[Document section Boundary: Start]

Violin Alchemist

transform your playing

May 1, 2009

Underhand Up Bows

Nate asks how to cure a jiggly bow in the upper half. Every time I see a jiggly bow, I also see a tight right shoulder. I want the right shoulder totally relaxed. Usually you see the jiggle happen during a down bow, but the cure is to start by relaxing the up bow.

On the up bow, the elbow (dangling) will dip in towards your waist at the beginning of the stroke. You will feel like your arm is traveling underhand, like throwing a ball underhand.

Here's the quickest way I've found to achieve this:

  1. "deflate" yourself (hairball)
  2. now that you've created a vacuum, open your mouth and let the air rush into you, inflating your whole chest. It should feel effortless. From now on, you never have to breathe in again! Just deflate yourself and create a vacuum, and the inhalation will happen easily.
  3. now imagine that your knees are in charge of opening your mouth to let the air in: exhale and straighten your knees, then unlock your knees just the tiniest bit and use that to "pop" the air into yourself.
  4. loosen your arms and let them swing back when you exhale, and then let them follow the knee movement as air rushes into you. They will swing slightly forward.

Here is your new way to do up bows:


  1. set the bow at the tip.

  2. let your arm weight settle into the bow.

  3. pop your knees and let the right hand/arm follow the knees' movement, pushing the bow up. You should strive for the feeling that the knees are doing all of the work and the arm is just going along for the ride.

Your shoulder should feel totally relaxed if you are bowing like this. If you leave your arm weight in the bow and leave the shoulder that relaxed, you will be able to play a full down bow without jiggling in the upper half.

This post makes me think about arm weight, another potentially tricky thing to master! More on that later.

April 7, 2009

Four Steps to a Beautiful Bow Arm

This is an exercise adapted from Kato Havas's book "A New Approach to Violin Playing". I was looking for a way to explain that kind of bow technique to kids who have never played the violin, and explain it in an efficient way that's fun to practice.





September 16, 2008

Bow Hold and Pinky Pushups

A relaxed bow hold is important, but true relaxation can only come after you have developed the muscles in the right hand. Below is how I ask my students to form their bow holds, and an exercise that they can do while sitting (for example, when they're watching TV and a commercial comes on).

Eventually this will have pictures, when I can get one of my friends to stand over my shoulder with a camera...

Setting up the Bow Hold


  1. clip your fingernails!

  2. sit on the floor with your legs crossed under you.

  3. if you hold your right hand in front of your face loosely with your thumbnail pointing towards you, the top corner of your thumb is what will be touching the stick (wood part) of the bow.

[Document section Boundary: End]
[Stored data Boundary: Start]

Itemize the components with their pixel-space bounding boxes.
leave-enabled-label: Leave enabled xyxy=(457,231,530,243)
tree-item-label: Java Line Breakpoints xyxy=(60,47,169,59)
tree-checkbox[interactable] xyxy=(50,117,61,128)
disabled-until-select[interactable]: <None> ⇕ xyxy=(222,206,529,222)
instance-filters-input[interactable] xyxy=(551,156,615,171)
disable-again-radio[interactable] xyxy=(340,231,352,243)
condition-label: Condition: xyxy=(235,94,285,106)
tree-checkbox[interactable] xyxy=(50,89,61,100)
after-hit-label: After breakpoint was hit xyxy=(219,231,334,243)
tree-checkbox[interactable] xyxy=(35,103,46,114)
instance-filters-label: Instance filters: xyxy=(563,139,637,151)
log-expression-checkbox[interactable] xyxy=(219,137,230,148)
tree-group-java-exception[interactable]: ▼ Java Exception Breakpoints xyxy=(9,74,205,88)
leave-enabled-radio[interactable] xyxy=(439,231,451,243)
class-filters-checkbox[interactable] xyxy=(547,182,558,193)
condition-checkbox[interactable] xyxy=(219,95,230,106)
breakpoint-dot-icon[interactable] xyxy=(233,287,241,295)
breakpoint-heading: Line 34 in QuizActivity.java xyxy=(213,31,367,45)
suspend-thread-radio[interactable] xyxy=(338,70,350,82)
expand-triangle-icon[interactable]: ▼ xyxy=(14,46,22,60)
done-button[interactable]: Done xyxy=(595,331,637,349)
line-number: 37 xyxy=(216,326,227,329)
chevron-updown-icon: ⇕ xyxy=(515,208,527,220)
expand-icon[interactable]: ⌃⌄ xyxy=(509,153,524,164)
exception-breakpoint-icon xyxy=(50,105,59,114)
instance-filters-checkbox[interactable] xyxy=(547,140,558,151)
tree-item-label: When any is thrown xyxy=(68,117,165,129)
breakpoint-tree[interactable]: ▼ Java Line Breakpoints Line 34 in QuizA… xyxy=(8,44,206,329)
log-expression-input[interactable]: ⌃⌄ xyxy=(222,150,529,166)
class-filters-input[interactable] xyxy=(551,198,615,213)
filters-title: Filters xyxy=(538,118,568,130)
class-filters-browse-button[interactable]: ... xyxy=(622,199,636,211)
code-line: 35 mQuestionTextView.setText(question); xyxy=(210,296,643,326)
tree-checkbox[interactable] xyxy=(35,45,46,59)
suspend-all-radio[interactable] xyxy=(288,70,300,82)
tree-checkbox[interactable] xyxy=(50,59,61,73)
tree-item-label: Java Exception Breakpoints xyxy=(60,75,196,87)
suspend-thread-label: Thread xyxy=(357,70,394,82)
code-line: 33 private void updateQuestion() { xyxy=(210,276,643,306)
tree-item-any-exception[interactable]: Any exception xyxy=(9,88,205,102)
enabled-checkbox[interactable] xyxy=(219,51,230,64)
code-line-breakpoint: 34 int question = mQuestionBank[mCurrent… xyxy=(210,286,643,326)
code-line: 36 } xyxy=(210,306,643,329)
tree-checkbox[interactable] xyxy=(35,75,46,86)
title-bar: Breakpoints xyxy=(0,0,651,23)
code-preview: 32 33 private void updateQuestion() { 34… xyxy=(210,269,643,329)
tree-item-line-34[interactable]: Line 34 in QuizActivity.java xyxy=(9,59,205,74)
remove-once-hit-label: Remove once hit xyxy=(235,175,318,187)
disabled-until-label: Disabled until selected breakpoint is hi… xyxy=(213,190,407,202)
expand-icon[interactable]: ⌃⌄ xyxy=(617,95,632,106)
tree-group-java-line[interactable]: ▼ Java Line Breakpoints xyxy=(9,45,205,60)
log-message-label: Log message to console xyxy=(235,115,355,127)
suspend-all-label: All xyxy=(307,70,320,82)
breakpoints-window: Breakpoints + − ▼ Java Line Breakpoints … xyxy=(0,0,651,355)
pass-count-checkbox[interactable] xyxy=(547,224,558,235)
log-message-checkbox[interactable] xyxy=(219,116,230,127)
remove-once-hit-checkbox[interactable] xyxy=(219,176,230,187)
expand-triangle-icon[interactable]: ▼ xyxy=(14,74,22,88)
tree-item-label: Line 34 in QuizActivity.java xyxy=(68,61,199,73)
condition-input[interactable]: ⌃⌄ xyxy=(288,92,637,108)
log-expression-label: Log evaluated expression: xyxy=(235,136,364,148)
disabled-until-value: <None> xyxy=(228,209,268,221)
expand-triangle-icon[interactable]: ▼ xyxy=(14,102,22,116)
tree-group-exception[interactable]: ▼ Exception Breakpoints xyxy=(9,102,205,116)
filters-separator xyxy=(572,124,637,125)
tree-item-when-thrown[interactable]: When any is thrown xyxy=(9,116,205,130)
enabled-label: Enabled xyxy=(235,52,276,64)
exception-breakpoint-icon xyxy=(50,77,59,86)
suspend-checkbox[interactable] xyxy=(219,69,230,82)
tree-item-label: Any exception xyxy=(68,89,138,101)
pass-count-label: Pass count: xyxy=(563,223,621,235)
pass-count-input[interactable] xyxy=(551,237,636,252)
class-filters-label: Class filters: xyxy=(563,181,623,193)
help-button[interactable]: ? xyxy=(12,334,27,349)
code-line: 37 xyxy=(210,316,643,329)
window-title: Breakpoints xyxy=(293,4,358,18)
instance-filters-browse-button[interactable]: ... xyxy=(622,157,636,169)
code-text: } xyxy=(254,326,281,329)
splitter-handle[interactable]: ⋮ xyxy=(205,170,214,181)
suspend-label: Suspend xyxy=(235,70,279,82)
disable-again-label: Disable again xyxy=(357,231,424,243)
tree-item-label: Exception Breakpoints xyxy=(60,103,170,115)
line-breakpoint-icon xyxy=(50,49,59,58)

[Stored data Boundary: End]

### Problems to work on
a: Reproduce the violin blog text word for word, starting at the words "3. pop your" and stopping after "jiggling in the upper half.".
b: Resume the violin blog text from its last line, carrying on with the bow hold setup.

### Per-task answers
a:
3. pop your knees and let the right hand/arm follow the knees' movement, pushing the bow up. You should strive for the feeling that the knees are doing all of the work and the arm is just going along for the ride.

Your shoulder should feel totally relaxed if you are bowing like this. If you leave your arm weight in the bow and leave the shoulder that relaxed, you will be able to play a full down bow without jiggling in the upper half.

b:
  4. OK, hold the bow in your left hand, tip pointing left. Move your left arm so that it crosses your body, bringing the bow out to the right of you. You'll see why in a few steps.

  5. with your right hand knuckles up, fingers pointing away from you, bend your thumb slightly and put the thumb corner between the stick and the hair of the bow, so that the tip of the thumb just touches the black plastic/ebony. The thumb should not go inside the U-shaped hole in the black plastic/ebony.

  6. drop the 2nd and 3rd (ring) fingers onto the stick so that the 2nd finger is over the thumb. The fingers are pretty straight and are touching the stick in the middle section of the finger. Your hand will look like a shadow puppet animal.

  7. let those fingers (the animal's "nose"), curve now, so that they bend down and touch the black part of the bow.

  8. to the right of the 2nd and 3rd fingers, you will see that your bow [probably] is not perfectly round, but has distinct faces. Put your pinky next to your other fingers, on the face that is in back of the top face (the "back shelf"). You should have plenty of room to do this, because your bow is all the way to the right, leaving you more space to place the pinky.

  9. let your 1st (pointer) finger go wherever it wants for now, and maybe forever!

  10. now gently move your left arm left so that your bow hand is resting on your right knee. You'll see that it will make your pinky curve more on the bow.

  11. relax everything in your right arm.

  12. lift your hand slightly off your knee and feel the balance in your right hand between the thumb and the pinky. Can you balance the bow between them? Both thumb and pinky remain curved.

  13. with right hand back down on your knee and right arm/shoulder relaxed, press down with the pinky as if you're typing on a computer keyboard. The tip of the bow will rise. This is a "pinky pushup". Do several of these until your hand needs a rest or you lose the bow.